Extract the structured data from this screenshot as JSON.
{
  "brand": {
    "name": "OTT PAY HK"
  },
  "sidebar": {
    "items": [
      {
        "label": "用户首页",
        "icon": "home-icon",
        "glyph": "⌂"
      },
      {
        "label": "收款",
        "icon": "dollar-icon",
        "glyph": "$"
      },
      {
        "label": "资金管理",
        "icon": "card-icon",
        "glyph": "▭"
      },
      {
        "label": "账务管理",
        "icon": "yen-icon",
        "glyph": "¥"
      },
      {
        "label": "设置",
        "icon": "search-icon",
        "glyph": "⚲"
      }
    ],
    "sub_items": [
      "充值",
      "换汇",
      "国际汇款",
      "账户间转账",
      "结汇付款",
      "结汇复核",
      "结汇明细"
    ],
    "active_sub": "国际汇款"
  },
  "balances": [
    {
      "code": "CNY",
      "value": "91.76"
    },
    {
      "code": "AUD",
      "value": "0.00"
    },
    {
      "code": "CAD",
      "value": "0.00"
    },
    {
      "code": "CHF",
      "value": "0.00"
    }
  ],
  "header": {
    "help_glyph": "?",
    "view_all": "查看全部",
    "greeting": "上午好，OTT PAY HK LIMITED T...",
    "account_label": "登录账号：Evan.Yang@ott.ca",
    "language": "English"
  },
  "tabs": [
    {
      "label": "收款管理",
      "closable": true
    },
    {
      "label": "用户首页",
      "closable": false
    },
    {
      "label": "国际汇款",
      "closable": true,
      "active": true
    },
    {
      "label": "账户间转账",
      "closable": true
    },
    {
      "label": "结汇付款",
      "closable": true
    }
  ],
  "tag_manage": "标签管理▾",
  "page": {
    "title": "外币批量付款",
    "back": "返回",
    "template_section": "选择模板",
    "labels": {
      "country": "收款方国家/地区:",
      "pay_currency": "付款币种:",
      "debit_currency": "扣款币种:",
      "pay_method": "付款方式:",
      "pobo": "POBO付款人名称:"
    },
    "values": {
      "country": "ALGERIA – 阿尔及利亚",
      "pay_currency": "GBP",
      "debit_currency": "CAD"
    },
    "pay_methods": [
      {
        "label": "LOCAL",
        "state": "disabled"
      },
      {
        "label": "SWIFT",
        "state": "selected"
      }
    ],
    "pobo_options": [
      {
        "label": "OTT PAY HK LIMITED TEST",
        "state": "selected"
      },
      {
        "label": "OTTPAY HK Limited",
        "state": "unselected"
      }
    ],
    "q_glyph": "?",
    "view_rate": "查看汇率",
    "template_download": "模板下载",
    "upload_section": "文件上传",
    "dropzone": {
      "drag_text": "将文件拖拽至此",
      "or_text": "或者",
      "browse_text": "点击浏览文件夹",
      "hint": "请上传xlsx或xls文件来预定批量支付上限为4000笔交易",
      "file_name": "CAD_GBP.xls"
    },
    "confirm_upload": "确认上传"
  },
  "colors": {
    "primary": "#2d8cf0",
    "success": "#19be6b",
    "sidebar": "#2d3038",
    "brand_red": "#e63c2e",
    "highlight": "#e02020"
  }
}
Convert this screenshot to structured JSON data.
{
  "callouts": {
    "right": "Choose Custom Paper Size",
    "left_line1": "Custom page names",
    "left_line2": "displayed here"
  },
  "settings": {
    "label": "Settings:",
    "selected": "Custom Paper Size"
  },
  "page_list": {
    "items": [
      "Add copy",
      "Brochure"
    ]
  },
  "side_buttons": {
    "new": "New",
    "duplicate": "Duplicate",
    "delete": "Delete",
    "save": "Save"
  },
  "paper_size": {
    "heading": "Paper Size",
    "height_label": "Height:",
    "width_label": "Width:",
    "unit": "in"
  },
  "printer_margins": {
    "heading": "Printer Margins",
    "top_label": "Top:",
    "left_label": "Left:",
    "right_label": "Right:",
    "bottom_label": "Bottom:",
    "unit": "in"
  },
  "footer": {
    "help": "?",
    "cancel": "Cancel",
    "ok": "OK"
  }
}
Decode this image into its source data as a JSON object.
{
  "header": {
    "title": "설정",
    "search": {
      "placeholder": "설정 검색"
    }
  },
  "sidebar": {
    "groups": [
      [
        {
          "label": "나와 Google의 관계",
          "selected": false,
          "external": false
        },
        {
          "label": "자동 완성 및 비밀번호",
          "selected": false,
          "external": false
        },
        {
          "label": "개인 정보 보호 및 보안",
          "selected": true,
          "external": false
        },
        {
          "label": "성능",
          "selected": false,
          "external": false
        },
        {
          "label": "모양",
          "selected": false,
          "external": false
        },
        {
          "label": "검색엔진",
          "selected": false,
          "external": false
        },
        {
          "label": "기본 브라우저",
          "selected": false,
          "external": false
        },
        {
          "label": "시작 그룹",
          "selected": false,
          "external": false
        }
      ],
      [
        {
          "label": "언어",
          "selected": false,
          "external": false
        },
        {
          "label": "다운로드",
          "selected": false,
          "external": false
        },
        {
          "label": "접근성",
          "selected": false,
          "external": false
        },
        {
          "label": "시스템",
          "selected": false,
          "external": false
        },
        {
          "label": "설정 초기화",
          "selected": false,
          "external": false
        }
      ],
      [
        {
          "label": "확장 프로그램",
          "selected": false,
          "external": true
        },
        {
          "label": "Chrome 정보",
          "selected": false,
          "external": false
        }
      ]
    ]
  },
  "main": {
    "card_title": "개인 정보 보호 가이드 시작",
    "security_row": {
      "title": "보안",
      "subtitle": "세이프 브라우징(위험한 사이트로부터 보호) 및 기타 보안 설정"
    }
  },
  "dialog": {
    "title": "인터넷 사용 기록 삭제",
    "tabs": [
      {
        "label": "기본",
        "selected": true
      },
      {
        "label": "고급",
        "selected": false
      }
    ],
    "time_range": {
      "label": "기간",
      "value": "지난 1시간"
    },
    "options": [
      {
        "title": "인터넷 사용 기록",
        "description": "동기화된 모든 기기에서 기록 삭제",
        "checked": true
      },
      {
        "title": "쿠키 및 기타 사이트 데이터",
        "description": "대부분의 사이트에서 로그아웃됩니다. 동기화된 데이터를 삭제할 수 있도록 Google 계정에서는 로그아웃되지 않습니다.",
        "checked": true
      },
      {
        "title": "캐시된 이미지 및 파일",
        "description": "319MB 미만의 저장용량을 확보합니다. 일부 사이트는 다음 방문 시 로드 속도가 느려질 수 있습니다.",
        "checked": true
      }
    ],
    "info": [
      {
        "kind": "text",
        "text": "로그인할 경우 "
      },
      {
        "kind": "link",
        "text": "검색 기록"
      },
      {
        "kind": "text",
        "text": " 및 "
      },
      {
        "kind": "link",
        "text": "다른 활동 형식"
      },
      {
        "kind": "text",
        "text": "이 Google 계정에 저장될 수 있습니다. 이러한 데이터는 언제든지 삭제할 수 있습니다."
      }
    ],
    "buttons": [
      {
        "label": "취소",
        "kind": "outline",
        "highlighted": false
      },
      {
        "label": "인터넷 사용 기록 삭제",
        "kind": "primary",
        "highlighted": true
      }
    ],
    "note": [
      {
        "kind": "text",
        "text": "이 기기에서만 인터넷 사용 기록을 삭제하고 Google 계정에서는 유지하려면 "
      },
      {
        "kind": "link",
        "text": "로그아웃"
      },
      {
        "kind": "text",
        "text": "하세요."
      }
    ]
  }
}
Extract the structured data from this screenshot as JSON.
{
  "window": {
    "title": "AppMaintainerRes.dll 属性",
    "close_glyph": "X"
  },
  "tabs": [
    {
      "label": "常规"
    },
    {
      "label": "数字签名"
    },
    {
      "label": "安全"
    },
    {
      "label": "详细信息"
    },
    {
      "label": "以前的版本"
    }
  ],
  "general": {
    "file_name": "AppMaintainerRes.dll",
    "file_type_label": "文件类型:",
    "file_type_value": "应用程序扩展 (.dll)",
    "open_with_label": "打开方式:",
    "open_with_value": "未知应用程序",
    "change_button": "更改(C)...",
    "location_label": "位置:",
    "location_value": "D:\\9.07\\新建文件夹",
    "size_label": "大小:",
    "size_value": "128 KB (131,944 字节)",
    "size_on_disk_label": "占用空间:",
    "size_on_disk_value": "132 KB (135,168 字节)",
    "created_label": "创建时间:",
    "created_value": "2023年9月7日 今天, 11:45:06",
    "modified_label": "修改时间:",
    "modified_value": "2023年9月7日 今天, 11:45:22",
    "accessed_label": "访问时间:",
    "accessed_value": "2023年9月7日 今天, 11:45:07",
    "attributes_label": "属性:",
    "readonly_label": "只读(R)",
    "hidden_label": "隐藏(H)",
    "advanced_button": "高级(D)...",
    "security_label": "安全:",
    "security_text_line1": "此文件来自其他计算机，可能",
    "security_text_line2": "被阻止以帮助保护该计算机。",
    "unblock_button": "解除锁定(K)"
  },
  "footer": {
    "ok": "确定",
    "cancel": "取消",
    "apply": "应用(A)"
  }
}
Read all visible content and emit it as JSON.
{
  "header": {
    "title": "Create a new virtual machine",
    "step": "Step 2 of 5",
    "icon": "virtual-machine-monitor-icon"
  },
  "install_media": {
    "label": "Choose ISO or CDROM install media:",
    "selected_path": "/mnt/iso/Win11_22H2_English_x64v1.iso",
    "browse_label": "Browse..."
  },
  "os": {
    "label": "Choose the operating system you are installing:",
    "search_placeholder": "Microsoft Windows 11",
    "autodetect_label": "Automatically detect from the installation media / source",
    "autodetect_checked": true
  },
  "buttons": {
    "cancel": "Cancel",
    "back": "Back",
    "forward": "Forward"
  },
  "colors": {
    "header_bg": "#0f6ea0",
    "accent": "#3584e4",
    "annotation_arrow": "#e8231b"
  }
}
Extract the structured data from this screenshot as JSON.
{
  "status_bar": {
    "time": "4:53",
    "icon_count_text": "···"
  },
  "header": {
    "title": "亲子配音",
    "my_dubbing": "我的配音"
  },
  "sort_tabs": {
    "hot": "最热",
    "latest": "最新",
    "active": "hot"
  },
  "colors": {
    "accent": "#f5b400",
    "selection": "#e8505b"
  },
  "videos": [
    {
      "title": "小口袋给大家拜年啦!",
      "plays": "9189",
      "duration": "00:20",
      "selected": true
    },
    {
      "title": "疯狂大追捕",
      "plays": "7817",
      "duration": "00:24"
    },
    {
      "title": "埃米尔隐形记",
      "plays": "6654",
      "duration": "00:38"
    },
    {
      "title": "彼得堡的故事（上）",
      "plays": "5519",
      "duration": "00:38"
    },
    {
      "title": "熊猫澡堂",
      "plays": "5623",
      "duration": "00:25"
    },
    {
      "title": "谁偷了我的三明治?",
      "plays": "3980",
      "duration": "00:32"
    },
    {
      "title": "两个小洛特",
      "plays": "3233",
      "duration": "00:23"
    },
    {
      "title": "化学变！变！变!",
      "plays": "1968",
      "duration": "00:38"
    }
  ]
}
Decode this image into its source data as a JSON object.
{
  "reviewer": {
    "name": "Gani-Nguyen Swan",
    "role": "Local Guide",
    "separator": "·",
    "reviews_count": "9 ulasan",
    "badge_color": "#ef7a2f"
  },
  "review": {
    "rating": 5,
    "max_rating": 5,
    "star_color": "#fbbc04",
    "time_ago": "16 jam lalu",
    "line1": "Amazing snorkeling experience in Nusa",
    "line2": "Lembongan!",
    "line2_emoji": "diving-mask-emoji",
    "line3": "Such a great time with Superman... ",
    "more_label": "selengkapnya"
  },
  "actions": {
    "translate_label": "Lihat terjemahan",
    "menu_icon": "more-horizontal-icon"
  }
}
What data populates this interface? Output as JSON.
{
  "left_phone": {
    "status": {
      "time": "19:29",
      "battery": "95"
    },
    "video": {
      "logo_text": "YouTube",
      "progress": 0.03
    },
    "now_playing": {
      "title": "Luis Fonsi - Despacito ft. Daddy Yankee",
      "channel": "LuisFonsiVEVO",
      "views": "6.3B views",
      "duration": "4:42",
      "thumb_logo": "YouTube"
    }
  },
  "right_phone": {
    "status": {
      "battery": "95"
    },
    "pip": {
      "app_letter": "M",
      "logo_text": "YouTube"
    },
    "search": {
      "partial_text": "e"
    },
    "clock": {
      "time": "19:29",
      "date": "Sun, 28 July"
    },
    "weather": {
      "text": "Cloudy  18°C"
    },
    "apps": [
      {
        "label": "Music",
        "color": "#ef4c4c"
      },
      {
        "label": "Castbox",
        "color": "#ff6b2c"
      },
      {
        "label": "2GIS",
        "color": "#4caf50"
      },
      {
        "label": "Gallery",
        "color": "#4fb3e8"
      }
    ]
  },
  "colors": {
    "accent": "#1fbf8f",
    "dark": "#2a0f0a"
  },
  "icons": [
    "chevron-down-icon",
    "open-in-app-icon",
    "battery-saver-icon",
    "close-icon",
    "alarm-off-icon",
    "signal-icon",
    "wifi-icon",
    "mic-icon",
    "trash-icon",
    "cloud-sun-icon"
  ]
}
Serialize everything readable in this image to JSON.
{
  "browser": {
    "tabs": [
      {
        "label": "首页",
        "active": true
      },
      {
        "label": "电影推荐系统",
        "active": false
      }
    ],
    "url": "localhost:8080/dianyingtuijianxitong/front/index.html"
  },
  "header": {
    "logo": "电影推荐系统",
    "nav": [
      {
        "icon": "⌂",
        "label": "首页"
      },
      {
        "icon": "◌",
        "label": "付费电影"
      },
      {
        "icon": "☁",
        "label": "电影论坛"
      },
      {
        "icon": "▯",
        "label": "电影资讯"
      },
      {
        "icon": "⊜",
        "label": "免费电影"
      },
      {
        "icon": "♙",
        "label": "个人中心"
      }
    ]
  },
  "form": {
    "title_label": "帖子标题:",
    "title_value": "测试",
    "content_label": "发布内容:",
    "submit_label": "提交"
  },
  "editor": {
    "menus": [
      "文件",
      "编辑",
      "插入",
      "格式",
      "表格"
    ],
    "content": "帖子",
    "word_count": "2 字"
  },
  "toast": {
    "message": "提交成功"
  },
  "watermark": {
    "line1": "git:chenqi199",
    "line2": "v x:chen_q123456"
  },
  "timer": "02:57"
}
━━━━━━━━━━━━━━━━
▶ _Written exercise_
Find every line in the records above that holds the word "accent", and copy each one.

▶ _Result for this exercise_
    "accent": "#3584e4",
    "accent": "#f5b400",
    "accent": "#1fbf8f",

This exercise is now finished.